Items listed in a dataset
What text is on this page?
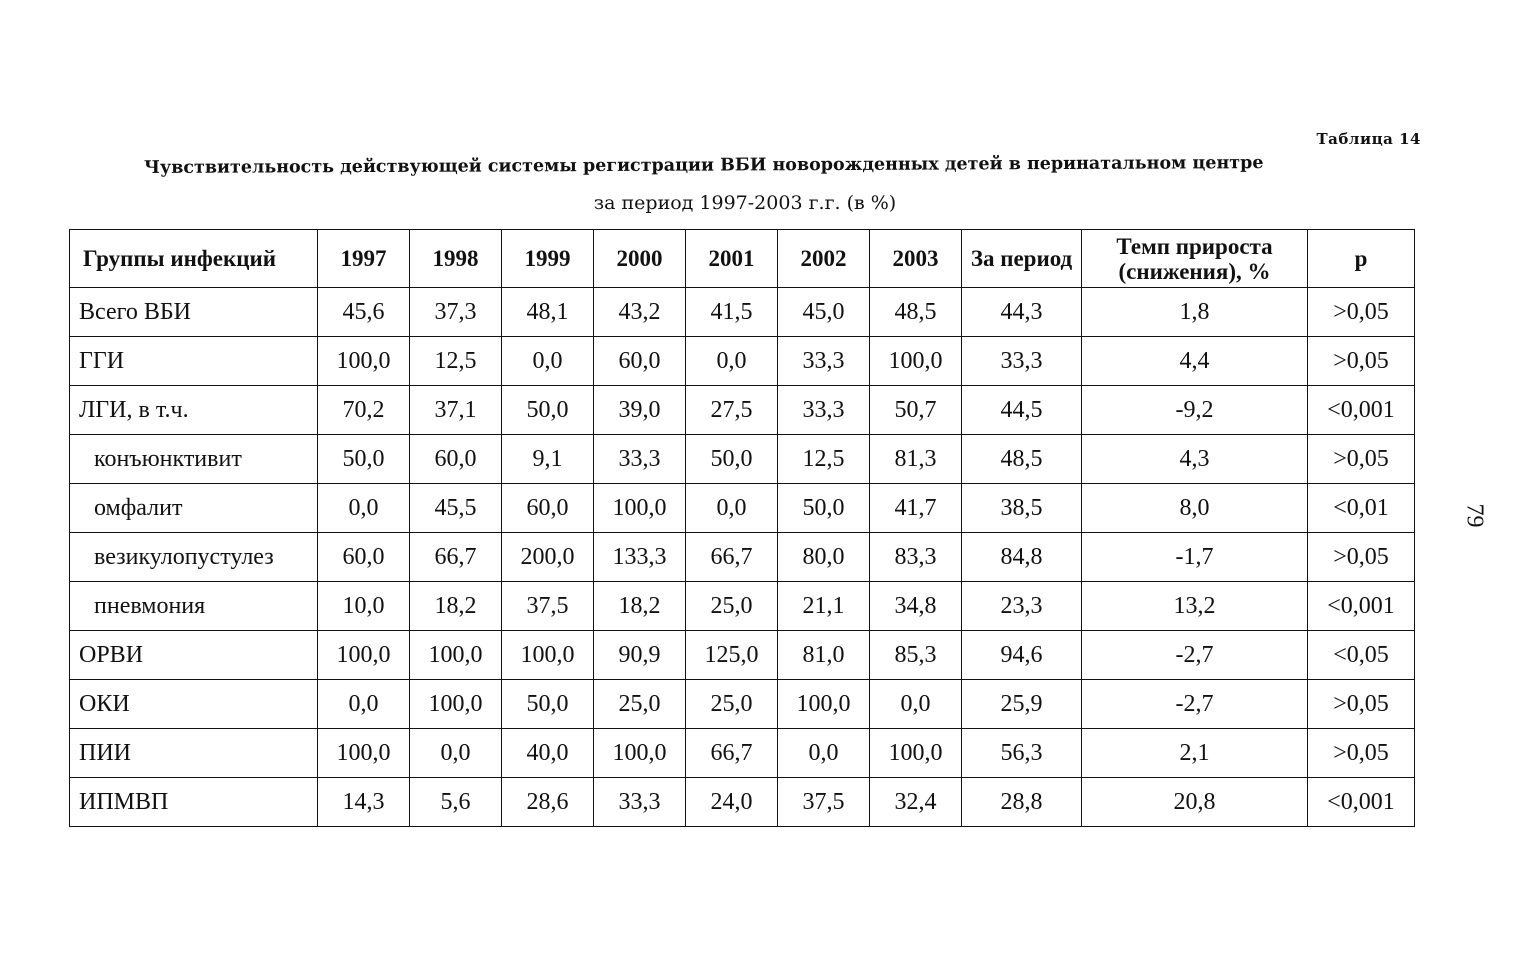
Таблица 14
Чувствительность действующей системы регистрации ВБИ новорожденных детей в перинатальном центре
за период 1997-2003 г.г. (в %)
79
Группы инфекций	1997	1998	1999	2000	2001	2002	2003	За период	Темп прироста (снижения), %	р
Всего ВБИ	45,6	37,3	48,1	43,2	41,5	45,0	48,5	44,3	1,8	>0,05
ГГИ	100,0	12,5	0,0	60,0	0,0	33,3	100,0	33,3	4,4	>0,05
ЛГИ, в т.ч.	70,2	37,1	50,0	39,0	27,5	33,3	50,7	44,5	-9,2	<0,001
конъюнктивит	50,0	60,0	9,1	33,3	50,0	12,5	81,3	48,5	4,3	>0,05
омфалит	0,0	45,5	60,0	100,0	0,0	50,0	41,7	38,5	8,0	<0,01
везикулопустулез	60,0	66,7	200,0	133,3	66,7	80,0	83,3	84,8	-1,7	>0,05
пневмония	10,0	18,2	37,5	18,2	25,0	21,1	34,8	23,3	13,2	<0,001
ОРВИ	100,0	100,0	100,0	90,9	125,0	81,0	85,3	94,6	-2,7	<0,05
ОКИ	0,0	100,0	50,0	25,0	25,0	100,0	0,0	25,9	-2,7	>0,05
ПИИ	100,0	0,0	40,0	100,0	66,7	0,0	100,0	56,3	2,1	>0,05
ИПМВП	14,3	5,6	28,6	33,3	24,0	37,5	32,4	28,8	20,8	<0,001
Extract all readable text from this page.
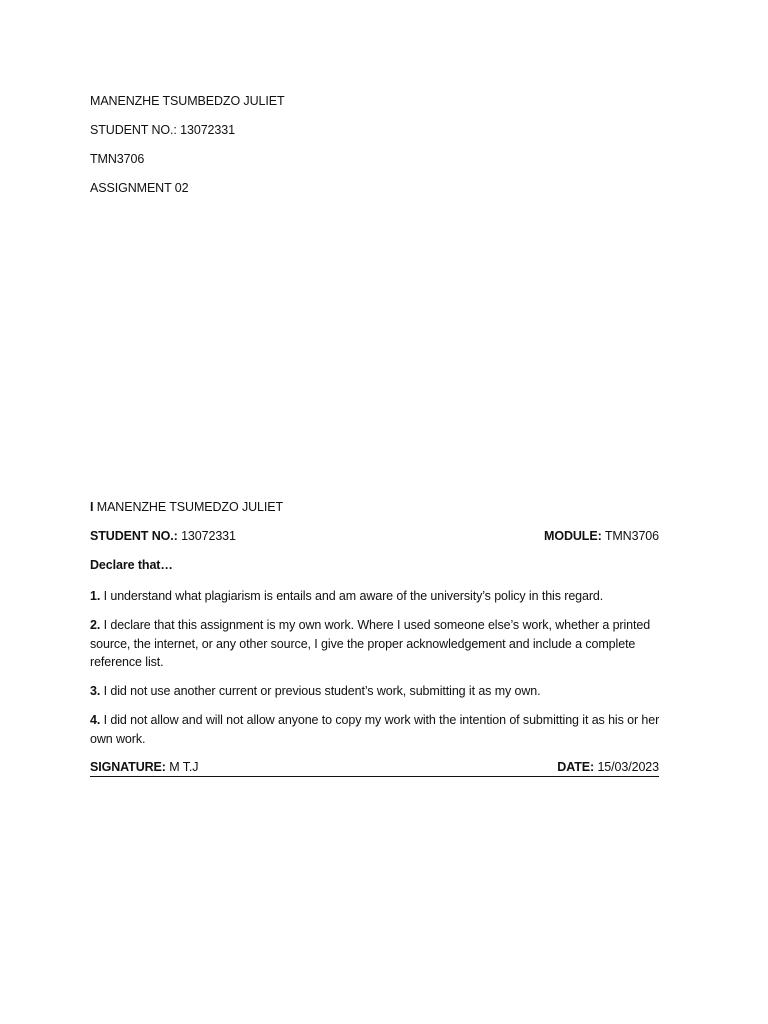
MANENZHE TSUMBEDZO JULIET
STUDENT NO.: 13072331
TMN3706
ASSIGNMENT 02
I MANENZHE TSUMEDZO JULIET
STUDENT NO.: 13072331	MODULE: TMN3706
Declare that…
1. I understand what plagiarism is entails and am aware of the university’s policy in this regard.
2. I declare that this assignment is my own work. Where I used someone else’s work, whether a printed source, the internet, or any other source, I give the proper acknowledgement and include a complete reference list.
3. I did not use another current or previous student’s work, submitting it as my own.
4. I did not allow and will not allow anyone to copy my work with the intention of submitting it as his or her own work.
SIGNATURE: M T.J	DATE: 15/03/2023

**WHAT THE TASK REQUIRES**
The records above need to be given again exactly. Omit the pictures.

**THE COMPLETED TASK**
What text is on this page?
Таблица 14
Чувствительность действующей системы регистрации ВБИ новорожденных детей в перинатальном центре
за период 1997-2003 г.г. (в %)
79
Группы инфекций	1997	1998	1999	2000	2001	2002	2003	За период	Темп прироста (снижения), %	р
Всего ВБИ	45,6	37,3	48,1	43,2	41,5	45,0	48,5	44,3	1,8	>0,05
ГГИ	100,0	12,5	0,0	60,0	0,0	33,3	100,0	33,3	4,4	>0,05
ЛГИ, в т.ч.	70,2	37,1	50,0	39,0	27,5	33,3	50,7	44,5	-9,2	<0,001
конъюнктивит	50,0	60,0	9,1	33,3	50,0	12,5	81,3	48,5	4,3	>0,05
омфалит	0,0	45,5	60,0	100,0	0,0	50,0	41,7	38,5	8,0	<0,01
везикулопустулез	60,0	66,7	200,0	133,3	66,7	80,0	83,3	84,8	-1,7	>0,05
пневмония	10,0	18,2	37,5	18,2	25,0	21,1	34,8	23,3	13,2	<0,001
ОРВИ	100,0	100,0	100,0	90,9	125,0	81,0	85,3	94,6	-2,7	<0,05
ОКИ	0,0	100,0	50,0	25,0	25,0	100,0	0,0	25,9	-2,7	>0,05
ПИИ	100,0	0,0	40,0	100,0	66,7	0,0	100,0	56,3	2,1	>0,05
ИПМВП	14,3	5,6	28,6	33,3	24,0	37,5	32,4	28,8	20,8	<0,001
Extract all readable text from this page.
MANENZHE TSUMBEDZO JULIET
STUDENT NO.: 13072331
TMN3706
ASSIGNMENT 02
I MANENZHE TSUMEDZO JULIET
STUDENT NO.: 13072331	MODULE: TMN3706
Declare that…
1. I understand what plagiarism is entails and am aware of the university’s policy in this regard.
2. I declare that this assignment is my own work. Where I used someone else’s work, whether a printed source, the internet, or any other source, I give the proper acknowledgement and include a complete reference list.
3. I did not use another current or previous student’s work, submitting it as my own.
4. I did not allow and will not allow anyone to copy my work with the intention of submitting it as his or her own work.
SIGNATURE: M T.J	DATE: 15/03/2023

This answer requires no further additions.